• WHAT THIS TASK INVOLVES:
Filter this material down to the lines that hold "grid", copying each one.
>> start PROVIDED DATA
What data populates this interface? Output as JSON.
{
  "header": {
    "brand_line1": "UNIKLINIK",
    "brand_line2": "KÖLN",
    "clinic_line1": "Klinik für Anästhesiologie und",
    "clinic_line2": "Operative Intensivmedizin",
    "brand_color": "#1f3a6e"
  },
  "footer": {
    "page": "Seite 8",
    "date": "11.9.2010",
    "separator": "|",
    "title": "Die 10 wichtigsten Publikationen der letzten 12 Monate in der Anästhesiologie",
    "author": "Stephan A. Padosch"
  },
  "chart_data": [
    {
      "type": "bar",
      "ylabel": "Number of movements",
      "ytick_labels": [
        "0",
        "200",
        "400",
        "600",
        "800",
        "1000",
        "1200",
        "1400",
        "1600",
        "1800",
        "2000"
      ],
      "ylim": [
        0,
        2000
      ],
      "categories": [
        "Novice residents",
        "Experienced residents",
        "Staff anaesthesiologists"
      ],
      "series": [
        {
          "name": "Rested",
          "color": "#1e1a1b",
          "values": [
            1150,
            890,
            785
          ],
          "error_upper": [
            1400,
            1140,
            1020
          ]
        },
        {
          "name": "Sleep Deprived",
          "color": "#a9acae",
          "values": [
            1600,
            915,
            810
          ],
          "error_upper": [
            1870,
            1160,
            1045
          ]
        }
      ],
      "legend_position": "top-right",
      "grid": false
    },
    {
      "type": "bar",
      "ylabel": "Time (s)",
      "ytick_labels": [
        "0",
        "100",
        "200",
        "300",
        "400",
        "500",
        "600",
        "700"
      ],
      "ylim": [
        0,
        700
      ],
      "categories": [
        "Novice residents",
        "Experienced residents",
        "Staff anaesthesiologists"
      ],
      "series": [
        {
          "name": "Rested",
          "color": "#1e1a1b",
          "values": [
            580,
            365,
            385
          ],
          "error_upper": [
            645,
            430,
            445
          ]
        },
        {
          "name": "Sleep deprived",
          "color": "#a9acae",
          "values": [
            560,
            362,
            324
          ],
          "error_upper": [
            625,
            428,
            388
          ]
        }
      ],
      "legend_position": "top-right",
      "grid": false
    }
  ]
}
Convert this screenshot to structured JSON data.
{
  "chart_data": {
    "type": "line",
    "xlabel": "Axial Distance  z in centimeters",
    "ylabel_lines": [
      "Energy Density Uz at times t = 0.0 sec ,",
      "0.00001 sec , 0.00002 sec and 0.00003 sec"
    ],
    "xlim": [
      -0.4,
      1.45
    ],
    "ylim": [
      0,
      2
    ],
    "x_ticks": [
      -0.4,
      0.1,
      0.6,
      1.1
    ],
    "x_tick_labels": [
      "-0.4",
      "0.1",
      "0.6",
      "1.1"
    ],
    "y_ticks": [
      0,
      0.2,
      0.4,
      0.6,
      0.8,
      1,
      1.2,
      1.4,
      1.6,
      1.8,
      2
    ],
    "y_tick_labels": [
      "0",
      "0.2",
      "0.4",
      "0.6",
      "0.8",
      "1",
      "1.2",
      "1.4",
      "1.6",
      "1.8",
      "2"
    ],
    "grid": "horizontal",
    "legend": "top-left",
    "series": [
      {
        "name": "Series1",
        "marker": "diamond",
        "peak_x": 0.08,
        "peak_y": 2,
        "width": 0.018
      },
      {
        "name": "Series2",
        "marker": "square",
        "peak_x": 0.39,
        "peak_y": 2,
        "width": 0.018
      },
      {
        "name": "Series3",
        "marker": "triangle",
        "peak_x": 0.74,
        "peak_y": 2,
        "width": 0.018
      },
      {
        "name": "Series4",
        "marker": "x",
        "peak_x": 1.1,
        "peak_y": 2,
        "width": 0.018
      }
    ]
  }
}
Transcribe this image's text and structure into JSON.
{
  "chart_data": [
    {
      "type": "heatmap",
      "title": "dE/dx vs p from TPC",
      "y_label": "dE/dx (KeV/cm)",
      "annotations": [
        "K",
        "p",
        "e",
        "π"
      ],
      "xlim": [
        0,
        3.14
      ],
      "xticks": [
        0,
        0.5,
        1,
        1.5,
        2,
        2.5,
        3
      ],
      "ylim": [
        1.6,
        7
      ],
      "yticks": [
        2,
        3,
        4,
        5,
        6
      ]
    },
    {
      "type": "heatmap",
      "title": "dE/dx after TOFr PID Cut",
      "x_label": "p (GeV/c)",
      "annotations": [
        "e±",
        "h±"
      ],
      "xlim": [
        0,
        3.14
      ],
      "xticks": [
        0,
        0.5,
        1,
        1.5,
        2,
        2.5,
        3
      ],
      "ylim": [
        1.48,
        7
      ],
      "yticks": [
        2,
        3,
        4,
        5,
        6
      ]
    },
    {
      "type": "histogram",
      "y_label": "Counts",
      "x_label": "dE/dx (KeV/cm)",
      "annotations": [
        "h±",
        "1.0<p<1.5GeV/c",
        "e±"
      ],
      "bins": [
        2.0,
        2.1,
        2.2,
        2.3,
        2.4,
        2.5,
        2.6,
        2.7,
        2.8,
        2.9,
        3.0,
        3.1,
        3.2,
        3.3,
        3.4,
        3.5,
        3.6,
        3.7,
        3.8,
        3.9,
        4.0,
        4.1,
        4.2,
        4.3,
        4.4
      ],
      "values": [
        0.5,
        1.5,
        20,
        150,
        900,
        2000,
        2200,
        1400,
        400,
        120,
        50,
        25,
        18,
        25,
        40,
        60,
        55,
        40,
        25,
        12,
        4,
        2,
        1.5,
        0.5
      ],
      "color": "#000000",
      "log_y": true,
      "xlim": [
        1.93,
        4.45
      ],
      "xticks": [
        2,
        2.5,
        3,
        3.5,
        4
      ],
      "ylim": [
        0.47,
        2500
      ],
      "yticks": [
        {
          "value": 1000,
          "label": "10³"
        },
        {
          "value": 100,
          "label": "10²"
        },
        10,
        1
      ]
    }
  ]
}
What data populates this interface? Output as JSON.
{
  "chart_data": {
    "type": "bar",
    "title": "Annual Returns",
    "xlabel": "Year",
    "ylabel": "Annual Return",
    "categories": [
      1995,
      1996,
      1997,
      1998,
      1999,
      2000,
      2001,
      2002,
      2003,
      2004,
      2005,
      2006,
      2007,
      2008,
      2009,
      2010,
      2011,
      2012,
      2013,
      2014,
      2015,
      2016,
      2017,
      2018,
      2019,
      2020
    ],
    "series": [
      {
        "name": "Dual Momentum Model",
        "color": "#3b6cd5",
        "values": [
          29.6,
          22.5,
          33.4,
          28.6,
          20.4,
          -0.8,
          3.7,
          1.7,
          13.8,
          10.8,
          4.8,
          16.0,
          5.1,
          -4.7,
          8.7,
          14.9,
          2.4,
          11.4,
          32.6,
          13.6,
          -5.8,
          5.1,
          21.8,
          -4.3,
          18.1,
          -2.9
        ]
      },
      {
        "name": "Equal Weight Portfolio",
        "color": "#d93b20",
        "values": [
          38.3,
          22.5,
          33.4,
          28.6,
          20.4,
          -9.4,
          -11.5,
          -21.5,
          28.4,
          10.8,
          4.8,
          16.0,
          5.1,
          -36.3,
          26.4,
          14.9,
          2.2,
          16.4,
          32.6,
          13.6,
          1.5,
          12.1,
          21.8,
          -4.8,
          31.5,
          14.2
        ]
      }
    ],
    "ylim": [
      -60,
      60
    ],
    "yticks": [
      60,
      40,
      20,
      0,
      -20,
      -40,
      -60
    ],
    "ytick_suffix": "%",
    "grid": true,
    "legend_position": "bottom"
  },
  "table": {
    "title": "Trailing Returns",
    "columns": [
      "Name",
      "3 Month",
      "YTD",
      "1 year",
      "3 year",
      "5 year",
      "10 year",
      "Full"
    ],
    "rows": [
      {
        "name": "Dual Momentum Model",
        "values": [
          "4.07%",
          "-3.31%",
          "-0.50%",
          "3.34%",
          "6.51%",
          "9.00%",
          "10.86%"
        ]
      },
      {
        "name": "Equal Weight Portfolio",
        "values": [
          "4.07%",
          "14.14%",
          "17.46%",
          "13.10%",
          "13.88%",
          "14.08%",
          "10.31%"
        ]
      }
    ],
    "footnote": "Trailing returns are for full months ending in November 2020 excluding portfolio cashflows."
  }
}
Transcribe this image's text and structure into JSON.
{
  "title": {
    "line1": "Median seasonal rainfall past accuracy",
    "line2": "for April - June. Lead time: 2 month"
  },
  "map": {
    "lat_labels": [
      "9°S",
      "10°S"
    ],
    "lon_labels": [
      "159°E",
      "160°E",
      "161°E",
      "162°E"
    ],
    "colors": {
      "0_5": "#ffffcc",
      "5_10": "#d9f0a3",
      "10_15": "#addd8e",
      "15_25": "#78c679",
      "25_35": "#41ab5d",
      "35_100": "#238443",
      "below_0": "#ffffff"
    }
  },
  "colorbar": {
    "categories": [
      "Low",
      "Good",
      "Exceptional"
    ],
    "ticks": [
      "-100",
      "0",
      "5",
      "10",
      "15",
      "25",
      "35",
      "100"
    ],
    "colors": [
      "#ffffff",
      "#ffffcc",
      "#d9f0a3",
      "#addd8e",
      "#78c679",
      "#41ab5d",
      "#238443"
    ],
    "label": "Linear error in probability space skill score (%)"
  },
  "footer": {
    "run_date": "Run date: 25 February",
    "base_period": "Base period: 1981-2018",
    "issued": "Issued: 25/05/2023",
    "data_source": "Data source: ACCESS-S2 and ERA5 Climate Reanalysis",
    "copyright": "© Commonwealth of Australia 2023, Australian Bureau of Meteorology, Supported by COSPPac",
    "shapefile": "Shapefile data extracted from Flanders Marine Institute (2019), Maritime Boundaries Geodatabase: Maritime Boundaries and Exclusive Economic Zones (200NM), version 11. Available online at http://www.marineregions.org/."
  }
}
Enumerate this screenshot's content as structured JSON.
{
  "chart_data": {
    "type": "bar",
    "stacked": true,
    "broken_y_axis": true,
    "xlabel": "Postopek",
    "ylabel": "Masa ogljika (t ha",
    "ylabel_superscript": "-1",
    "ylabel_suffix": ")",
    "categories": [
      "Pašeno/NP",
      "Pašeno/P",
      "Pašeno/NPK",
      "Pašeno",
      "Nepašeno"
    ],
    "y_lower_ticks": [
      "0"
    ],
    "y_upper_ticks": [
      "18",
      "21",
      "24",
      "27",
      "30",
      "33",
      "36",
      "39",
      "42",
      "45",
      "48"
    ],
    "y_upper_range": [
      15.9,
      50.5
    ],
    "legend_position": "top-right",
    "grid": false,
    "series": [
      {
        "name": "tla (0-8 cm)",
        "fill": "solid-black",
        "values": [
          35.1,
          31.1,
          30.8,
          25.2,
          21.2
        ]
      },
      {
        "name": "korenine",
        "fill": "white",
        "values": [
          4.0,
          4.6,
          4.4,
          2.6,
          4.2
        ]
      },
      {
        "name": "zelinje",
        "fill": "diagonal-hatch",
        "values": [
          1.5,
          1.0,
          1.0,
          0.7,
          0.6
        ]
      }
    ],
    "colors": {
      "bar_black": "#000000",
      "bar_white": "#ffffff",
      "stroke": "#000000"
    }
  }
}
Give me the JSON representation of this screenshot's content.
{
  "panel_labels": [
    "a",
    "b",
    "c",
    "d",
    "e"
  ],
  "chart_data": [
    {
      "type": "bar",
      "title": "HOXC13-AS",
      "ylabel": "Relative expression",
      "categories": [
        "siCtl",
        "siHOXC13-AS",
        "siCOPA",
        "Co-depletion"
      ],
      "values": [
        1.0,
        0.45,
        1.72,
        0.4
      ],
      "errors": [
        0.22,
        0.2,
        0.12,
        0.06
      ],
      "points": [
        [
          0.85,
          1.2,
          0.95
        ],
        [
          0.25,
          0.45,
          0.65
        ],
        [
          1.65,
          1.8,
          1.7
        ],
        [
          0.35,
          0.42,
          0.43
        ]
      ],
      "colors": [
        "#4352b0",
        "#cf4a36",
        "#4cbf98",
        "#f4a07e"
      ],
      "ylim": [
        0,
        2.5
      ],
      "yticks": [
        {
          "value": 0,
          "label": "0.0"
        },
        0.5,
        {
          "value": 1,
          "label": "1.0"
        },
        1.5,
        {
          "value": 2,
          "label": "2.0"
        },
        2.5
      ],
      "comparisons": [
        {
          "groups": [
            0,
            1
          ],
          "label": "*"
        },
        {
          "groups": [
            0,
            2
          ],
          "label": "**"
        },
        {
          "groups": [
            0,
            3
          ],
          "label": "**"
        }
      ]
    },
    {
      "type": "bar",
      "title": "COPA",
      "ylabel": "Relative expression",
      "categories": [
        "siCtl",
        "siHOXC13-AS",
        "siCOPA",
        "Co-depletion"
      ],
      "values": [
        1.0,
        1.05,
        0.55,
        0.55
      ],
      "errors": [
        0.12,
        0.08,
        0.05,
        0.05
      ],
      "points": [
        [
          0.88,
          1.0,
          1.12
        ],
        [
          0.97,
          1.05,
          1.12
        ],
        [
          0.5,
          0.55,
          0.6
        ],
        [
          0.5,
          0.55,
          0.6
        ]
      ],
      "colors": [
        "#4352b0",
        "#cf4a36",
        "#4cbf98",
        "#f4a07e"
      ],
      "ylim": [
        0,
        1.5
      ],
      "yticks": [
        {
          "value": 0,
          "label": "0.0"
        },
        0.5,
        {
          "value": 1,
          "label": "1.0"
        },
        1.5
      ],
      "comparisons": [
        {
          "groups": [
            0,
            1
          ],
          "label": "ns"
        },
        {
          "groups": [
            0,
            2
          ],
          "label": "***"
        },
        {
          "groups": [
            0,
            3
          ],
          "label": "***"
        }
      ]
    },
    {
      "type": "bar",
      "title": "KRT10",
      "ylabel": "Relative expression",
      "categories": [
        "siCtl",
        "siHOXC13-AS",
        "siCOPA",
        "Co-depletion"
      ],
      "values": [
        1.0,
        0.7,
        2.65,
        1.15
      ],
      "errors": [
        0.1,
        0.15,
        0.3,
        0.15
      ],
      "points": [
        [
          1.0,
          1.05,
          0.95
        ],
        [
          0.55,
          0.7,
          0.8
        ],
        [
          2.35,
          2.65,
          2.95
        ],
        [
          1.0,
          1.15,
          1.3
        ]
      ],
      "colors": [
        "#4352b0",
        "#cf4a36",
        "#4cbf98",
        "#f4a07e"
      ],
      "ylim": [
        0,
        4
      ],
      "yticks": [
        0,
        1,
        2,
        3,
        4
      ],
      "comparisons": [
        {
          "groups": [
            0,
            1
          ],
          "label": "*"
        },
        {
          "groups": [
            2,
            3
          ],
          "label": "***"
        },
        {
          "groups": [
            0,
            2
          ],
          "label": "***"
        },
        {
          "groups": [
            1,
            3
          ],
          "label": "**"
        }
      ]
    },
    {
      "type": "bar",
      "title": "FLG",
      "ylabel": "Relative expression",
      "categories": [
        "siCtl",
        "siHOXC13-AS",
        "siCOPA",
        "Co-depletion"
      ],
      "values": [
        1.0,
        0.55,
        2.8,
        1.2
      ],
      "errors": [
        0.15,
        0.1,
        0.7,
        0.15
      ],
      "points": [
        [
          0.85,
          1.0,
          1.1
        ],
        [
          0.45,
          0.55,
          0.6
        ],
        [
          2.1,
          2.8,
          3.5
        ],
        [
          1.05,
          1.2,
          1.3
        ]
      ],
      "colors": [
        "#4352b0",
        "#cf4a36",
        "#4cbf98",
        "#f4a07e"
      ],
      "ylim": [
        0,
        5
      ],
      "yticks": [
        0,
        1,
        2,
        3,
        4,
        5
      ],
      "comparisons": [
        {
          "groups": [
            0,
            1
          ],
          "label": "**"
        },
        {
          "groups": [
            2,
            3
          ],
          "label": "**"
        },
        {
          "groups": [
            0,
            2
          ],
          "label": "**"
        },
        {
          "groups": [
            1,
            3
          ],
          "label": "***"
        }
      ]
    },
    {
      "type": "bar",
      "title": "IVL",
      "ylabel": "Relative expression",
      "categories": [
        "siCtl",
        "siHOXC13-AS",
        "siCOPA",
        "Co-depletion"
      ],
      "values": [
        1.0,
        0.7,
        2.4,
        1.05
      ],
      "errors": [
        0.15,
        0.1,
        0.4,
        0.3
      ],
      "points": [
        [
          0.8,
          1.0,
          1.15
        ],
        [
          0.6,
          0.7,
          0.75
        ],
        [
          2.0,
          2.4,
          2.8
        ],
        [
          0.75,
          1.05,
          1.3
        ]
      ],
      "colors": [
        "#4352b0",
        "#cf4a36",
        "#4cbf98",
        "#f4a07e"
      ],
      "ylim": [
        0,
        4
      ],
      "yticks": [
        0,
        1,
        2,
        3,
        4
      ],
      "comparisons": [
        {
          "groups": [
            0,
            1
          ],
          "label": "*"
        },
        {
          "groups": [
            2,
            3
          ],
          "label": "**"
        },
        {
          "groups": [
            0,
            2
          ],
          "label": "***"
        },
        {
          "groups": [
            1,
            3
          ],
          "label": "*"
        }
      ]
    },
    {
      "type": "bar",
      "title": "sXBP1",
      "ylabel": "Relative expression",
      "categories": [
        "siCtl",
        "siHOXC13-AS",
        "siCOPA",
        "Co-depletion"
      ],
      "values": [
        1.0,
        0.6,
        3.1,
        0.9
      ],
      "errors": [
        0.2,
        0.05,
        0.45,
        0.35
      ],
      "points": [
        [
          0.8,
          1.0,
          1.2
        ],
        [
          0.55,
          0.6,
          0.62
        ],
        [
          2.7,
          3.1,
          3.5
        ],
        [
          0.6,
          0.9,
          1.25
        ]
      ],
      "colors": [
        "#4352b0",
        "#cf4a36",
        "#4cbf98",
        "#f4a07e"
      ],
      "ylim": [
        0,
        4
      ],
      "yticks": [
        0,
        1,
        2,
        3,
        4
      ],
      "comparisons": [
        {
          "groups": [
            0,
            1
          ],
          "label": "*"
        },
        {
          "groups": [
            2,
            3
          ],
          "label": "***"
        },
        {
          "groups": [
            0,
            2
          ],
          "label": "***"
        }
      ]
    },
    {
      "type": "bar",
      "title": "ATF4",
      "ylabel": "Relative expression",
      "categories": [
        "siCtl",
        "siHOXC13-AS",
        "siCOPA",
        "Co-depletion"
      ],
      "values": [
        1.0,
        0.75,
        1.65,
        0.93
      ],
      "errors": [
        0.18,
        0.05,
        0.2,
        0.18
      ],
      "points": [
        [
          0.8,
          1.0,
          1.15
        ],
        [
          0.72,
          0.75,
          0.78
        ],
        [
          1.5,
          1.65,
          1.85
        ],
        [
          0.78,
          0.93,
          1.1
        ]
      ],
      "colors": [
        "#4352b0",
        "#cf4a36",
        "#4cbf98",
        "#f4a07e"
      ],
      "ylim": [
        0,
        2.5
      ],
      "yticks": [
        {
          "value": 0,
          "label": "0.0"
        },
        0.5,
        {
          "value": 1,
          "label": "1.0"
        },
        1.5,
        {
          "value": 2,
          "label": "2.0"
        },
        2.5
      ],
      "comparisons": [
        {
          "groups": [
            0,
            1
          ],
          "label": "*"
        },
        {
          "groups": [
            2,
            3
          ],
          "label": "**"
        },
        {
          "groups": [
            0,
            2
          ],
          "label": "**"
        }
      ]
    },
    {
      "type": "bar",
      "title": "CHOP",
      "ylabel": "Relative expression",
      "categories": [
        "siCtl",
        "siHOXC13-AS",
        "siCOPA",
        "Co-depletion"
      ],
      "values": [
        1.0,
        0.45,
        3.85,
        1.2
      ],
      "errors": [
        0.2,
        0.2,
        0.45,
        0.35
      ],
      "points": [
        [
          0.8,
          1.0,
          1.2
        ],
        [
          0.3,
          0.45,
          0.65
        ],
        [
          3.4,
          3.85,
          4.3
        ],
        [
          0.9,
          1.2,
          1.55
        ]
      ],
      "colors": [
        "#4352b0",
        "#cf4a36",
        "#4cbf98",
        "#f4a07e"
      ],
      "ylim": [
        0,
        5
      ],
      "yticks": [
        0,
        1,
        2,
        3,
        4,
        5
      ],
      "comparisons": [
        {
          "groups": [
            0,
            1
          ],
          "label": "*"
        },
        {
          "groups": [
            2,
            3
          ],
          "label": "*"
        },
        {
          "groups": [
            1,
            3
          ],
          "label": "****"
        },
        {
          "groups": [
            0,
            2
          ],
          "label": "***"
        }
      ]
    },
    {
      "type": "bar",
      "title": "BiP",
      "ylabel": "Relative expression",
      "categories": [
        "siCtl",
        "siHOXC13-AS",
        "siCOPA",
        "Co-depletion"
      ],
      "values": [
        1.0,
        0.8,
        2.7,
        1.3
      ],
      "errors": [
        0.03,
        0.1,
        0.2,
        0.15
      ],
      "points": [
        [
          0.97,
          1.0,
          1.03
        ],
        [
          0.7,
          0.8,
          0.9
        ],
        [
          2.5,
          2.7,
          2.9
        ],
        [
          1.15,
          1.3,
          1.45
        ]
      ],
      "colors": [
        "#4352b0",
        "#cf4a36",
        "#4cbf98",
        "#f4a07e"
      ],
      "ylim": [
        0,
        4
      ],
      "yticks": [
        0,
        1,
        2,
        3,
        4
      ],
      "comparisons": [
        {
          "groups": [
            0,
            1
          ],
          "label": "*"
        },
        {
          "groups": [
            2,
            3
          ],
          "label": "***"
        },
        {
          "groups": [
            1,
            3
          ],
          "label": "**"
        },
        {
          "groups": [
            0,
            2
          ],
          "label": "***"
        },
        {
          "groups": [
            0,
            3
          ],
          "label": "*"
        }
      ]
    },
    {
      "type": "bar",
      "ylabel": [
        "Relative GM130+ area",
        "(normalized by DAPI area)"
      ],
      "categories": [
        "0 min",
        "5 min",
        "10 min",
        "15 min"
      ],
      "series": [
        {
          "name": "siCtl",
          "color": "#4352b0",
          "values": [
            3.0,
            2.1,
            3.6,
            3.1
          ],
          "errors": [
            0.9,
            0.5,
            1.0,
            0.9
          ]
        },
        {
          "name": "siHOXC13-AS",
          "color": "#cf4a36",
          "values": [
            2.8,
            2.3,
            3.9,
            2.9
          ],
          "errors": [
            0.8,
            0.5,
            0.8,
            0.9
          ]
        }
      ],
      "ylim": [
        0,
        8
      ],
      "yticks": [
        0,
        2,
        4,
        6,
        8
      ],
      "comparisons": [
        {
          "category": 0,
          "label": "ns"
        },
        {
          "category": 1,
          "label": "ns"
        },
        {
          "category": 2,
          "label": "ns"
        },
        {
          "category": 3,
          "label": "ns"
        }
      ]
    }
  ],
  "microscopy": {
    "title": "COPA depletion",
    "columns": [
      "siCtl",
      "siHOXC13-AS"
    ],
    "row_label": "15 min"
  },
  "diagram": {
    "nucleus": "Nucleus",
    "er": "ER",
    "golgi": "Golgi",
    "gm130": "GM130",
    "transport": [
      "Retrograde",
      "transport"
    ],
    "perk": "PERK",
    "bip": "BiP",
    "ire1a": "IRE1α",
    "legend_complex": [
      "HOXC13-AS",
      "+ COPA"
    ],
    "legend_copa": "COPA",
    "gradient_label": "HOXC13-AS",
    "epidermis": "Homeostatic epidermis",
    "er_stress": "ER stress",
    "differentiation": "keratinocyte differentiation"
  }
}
>> end PROVIDED DATA
• ANSWER FOR THE TASK:
      "grid": false
      "grid": false
    "grid": "horizontal",
    "grid": true,
    "grid": false,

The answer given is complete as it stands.